• [Goal]: Single out the lines of the material that contain "hearts" and copy them.

• [Entries supplied]:
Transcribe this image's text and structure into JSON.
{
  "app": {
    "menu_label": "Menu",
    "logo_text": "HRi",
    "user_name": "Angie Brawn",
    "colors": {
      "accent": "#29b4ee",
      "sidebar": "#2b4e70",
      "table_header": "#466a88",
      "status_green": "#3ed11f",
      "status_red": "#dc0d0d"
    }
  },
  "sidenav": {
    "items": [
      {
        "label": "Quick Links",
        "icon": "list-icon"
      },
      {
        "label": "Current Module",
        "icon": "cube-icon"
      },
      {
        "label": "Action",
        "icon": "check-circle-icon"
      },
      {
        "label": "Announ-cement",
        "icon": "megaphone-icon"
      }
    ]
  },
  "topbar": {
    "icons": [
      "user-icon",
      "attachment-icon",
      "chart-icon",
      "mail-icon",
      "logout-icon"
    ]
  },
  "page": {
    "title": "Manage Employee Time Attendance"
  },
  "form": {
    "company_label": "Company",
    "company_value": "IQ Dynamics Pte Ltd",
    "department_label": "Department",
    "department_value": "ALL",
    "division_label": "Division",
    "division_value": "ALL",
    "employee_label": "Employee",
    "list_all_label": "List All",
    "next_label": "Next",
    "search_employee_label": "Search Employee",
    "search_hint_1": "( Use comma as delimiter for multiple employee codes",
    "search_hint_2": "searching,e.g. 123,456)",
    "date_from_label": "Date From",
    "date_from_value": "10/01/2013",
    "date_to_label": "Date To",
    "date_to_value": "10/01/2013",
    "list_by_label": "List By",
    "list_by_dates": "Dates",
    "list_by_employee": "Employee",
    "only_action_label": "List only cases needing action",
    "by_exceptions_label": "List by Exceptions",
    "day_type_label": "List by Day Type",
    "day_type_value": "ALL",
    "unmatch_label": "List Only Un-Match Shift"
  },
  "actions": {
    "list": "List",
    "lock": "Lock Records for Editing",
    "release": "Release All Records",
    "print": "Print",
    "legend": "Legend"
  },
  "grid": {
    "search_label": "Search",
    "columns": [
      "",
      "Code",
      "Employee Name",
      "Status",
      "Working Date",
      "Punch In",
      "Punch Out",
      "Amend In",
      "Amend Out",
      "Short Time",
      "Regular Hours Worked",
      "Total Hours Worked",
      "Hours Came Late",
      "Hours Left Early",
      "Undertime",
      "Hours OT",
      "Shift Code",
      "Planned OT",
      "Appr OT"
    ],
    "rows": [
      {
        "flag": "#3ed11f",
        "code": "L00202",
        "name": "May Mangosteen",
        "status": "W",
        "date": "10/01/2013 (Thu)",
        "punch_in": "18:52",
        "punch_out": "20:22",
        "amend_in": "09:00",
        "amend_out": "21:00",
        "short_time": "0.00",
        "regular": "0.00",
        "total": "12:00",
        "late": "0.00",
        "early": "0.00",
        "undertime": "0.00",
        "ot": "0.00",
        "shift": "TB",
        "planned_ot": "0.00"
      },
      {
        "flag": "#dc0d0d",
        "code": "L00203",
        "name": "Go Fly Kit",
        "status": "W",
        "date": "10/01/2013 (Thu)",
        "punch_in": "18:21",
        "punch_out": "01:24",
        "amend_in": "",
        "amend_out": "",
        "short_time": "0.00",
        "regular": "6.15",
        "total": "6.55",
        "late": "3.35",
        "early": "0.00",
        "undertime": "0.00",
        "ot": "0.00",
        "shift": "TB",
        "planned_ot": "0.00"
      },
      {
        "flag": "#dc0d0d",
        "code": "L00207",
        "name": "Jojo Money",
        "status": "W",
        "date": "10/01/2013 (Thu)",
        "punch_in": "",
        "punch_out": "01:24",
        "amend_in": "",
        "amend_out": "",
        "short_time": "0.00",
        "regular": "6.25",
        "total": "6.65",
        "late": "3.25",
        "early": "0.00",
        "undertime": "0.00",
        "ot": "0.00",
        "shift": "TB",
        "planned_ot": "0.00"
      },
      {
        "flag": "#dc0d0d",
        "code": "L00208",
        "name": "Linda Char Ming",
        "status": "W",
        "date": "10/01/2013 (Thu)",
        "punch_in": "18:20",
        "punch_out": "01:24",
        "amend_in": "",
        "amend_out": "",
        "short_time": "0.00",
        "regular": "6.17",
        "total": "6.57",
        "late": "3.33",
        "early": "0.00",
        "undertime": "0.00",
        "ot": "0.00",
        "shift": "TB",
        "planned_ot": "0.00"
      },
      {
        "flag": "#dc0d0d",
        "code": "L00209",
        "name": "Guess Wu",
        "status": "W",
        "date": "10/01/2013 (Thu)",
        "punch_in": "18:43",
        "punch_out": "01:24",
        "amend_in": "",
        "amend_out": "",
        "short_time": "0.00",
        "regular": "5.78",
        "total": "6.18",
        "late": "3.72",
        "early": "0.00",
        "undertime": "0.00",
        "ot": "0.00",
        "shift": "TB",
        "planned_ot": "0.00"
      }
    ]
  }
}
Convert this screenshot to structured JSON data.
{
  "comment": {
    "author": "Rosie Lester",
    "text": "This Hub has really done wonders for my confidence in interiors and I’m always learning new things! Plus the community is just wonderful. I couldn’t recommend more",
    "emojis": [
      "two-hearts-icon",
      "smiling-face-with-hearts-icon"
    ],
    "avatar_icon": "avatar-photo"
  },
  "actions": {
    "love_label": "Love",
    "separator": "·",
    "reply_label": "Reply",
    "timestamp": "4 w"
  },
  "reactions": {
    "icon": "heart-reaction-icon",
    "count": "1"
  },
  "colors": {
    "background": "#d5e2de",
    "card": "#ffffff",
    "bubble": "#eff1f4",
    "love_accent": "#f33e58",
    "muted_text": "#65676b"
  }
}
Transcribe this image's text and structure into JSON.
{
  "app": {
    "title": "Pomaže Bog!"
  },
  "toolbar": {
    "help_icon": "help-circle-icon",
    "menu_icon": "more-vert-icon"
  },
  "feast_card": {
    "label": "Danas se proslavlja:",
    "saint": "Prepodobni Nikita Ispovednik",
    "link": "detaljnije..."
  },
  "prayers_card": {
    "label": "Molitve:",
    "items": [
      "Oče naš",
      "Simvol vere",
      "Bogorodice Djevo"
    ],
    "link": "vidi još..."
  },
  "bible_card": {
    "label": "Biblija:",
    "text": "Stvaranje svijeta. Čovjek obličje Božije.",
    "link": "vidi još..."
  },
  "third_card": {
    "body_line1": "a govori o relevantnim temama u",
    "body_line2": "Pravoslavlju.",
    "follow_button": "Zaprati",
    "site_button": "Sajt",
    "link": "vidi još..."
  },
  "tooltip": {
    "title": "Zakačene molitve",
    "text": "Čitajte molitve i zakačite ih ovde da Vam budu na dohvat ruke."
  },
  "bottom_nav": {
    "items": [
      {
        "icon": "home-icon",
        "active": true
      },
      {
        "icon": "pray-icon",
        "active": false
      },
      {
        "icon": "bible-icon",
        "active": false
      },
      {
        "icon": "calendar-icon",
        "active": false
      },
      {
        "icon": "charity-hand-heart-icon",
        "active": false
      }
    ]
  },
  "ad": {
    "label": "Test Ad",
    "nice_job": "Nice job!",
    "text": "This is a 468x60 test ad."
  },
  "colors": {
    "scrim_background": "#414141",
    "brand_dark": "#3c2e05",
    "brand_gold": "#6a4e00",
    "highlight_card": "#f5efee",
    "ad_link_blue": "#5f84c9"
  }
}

• [Exercise solution]:
      "two-hearts-icon",
      "smiling-face-with-hearts-icon"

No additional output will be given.